# Data in this exercise:
■ ■ ■ ■

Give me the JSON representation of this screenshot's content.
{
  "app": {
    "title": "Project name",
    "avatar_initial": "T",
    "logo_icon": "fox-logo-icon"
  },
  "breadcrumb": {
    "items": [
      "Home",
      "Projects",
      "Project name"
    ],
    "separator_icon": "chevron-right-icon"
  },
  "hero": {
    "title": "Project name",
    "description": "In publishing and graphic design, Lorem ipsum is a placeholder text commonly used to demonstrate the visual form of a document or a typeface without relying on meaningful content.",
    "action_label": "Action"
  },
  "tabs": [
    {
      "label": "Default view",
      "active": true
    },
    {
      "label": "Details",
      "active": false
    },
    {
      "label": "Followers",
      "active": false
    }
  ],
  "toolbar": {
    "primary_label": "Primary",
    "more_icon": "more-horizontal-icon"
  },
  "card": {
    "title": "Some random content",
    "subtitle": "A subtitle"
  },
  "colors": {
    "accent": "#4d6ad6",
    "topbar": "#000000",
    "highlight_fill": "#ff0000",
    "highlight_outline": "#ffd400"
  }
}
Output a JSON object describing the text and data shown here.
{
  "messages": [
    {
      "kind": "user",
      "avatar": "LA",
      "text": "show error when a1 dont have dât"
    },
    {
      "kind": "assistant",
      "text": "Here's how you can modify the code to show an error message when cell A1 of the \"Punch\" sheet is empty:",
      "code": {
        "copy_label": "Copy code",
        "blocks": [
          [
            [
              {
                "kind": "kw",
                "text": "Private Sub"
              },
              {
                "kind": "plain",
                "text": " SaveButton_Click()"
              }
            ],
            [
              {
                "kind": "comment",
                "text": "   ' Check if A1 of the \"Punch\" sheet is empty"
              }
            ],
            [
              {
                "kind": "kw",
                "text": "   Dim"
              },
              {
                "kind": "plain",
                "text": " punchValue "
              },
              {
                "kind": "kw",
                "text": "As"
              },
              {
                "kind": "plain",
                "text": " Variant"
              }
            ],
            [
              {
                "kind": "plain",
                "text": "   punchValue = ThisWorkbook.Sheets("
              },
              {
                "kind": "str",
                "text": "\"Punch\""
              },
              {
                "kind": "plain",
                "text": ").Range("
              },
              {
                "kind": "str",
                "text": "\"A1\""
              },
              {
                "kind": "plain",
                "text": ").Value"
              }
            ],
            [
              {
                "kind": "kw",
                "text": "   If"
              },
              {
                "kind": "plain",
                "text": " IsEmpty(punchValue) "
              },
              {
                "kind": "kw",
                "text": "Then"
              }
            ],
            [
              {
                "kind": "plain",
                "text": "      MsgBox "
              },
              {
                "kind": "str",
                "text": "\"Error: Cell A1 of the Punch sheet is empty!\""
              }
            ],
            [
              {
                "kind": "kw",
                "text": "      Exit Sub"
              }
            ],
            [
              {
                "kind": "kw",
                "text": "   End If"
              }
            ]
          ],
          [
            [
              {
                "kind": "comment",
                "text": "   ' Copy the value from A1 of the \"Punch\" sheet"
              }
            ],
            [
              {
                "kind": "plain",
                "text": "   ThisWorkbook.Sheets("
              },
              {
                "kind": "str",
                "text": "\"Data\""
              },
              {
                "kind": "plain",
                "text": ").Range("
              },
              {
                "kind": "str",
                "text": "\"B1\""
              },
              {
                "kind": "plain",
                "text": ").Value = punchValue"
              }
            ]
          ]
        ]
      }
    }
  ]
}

■ ■ ■ ■

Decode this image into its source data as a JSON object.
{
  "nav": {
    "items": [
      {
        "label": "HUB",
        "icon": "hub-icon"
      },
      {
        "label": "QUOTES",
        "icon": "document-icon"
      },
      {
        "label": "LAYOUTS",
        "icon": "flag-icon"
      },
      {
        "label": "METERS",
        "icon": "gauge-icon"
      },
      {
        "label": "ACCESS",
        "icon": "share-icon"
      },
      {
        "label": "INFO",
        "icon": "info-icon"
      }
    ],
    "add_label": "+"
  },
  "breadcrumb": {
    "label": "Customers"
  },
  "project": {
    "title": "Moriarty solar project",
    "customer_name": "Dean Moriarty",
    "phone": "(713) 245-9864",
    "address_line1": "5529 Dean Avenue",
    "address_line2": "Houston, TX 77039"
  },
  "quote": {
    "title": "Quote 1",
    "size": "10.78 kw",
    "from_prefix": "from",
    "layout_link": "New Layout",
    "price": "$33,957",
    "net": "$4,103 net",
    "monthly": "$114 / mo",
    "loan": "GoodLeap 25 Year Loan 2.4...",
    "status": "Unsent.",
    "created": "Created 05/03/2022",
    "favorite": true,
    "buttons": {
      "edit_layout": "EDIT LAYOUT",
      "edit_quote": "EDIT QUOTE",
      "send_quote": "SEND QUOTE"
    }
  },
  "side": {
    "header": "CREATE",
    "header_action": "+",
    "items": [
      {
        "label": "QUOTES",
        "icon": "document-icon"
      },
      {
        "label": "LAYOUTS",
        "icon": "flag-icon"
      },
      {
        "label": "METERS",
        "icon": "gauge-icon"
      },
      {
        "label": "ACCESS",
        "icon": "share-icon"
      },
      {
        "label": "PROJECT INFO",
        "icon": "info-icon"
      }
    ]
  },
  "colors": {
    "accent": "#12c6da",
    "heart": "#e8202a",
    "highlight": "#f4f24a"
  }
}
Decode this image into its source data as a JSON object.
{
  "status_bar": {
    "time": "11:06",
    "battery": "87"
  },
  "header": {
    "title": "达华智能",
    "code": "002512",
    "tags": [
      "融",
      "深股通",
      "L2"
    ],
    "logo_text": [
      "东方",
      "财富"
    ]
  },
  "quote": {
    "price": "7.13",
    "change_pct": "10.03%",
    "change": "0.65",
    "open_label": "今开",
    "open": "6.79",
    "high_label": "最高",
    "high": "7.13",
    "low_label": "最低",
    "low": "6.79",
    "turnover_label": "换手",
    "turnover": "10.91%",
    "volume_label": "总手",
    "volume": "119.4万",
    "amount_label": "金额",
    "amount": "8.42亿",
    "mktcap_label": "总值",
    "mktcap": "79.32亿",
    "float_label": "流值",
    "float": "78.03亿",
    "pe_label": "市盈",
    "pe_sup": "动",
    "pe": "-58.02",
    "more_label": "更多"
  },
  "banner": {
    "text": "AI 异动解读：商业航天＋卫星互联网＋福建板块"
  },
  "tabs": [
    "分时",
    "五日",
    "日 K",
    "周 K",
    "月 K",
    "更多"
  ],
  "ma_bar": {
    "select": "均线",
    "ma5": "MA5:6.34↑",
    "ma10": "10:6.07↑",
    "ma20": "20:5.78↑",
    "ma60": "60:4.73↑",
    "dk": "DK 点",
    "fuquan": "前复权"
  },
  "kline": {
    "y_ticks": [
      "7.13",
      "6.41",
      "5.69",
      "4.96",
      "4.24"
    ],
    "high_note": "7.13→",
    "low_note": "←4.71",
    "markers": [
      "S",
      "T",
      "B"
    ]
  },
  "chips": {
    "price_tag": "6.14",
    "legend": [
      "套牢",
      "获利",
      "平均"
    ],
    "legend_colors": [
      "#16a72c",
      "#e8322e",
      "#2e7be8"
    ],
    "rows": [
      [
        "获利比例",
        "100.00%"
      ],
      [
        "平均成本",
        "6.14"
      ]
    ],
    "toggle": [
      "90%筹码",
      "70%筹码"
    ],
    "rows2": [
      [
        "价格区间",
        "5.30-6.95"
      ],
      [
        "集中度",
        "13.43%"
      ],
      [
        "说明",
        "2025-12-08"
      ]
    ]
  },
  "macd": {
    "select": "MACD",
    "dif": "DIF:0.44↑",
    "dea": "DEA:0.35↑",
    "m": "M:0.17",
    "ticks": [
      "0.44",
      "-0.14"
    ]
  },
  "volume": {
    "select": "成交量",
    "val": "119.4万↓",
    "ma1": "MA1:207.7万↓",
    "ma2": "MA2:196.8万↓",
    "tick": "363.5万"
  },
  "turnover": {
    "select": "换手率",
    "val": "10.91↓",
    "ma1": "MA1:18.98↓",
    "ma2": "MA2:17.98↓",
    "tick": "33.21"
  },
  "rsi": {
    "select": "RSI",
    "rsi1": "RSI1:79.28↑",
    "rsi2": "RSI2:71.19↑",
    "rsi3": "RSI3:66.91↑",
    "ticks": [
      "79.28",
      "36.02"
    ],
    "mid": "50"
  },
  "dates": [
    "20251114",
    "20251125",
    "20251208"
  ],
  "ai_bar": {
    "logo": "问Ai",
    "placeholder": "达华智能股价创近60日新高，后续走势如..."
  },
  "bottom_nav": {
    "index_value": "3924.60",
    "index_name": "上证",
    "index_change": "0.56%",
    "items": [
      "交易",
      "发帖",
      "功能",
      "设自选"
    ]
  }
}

■ ■ ■ ■

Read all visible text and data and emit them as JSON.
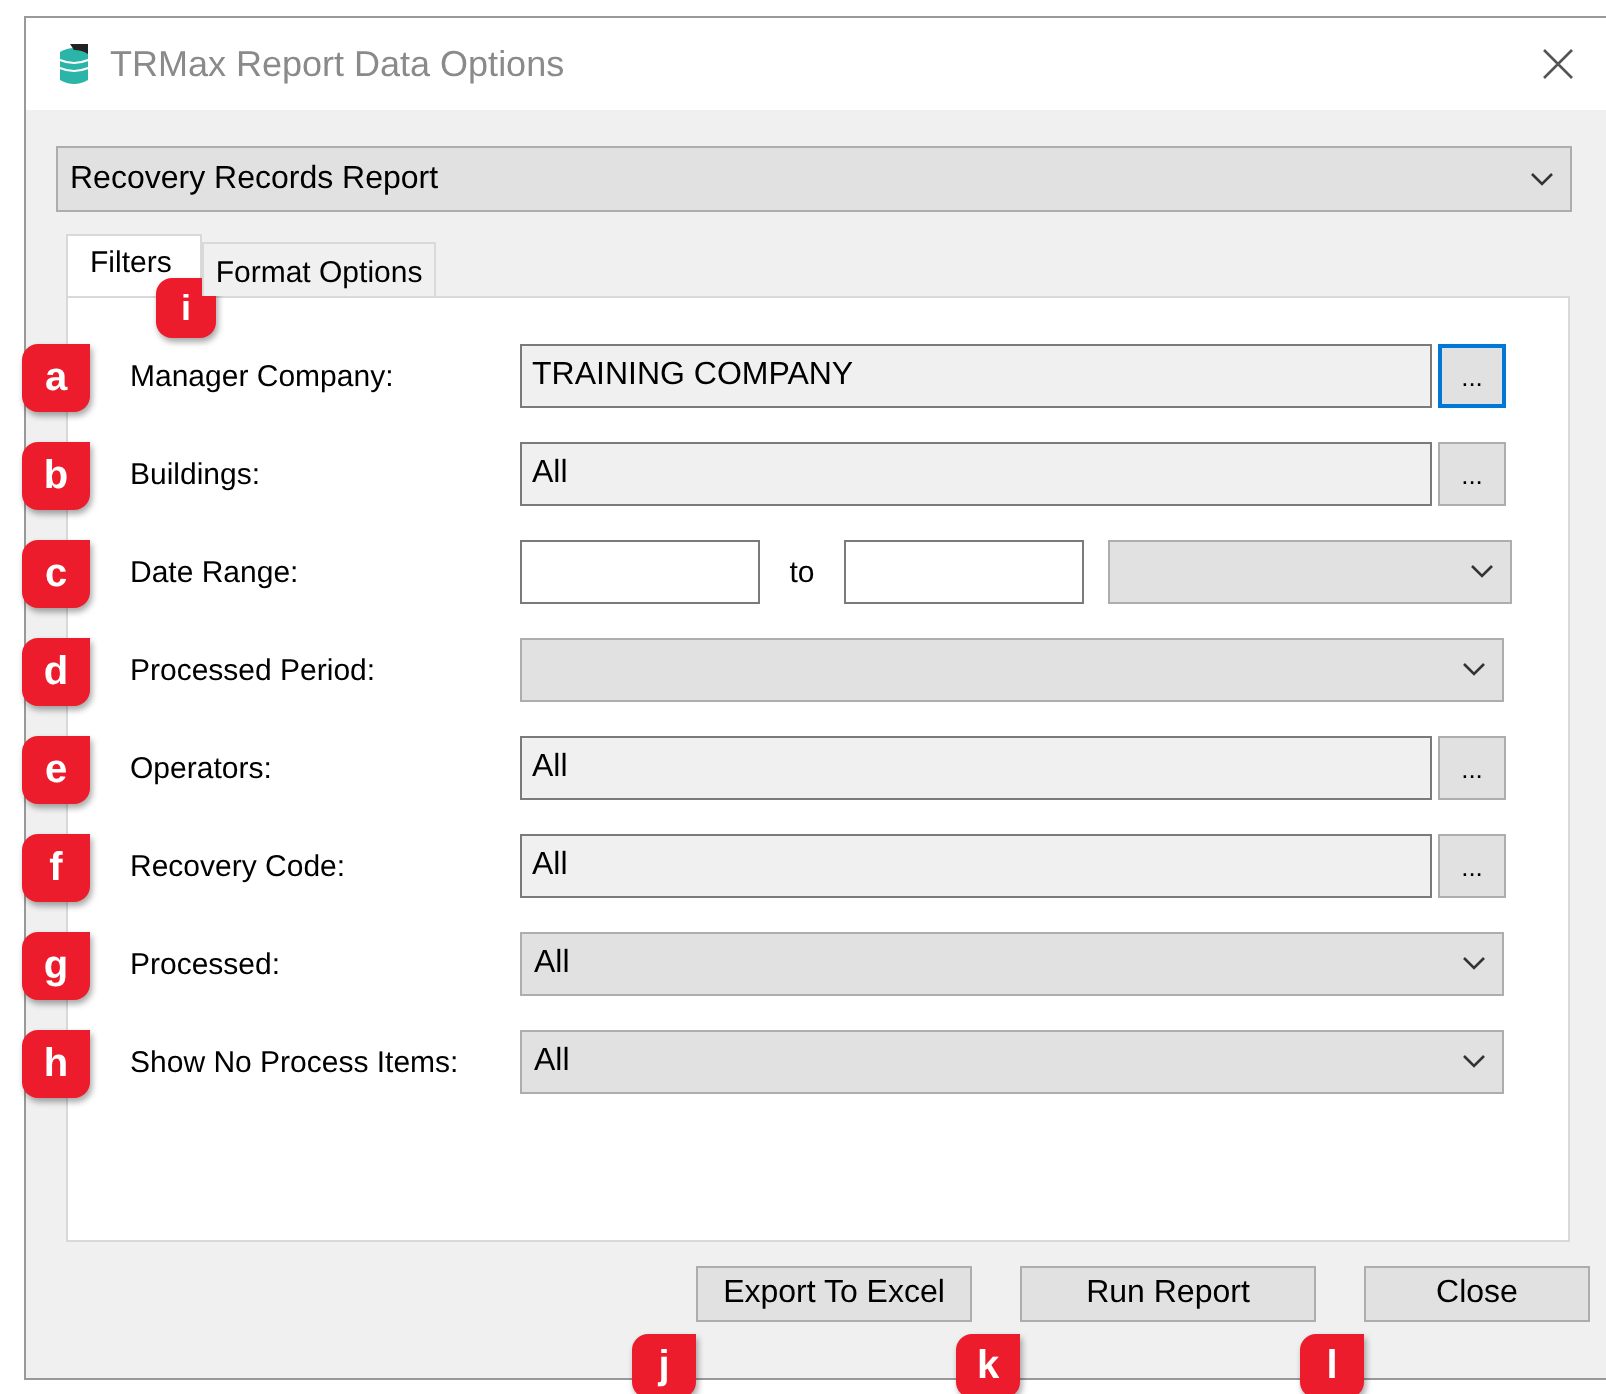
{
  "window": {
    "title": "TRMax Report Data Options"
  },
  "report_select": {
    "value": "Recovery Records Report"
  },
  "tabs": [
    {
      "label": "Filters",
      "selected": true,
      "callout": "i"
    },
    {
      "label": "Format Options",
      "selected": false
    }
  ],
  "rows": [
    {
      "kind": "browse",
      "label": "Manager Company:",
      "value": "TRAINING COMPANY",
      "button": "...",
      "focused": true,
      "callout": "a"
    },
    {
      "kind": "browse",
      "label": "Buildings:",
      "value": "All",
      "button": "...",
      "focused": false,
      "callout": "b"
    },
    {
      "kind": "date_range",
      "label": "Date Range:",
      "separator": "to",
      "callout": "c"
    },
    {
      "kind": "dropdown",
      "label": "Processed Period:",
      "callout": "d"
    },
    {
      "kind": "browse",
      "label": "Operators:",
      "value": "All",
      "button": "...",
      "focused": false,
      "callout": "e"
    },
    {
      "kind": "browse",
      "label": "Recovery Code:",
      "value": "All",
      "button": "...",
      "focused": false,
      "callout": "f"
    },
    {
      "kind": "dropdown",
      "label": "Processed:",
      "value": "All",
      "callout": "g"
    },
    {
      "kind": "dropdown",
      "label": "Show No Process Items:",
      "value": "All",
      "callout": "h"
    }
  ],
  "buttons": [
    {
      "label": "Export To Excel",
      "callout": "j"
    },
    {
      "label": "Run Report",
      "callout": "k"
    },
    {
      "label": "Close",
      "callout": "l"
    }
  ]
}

■ ■ ■ ■

# Challenge:
Working from the listing above, pick out every line that has "when" and copy it.

# Completed exercise:
      "text": "show error when a1 dont have dât"
      "text": "Here's how you can modify the code to show an error message when cell A1 of the \"Punch\" sheet is empty:",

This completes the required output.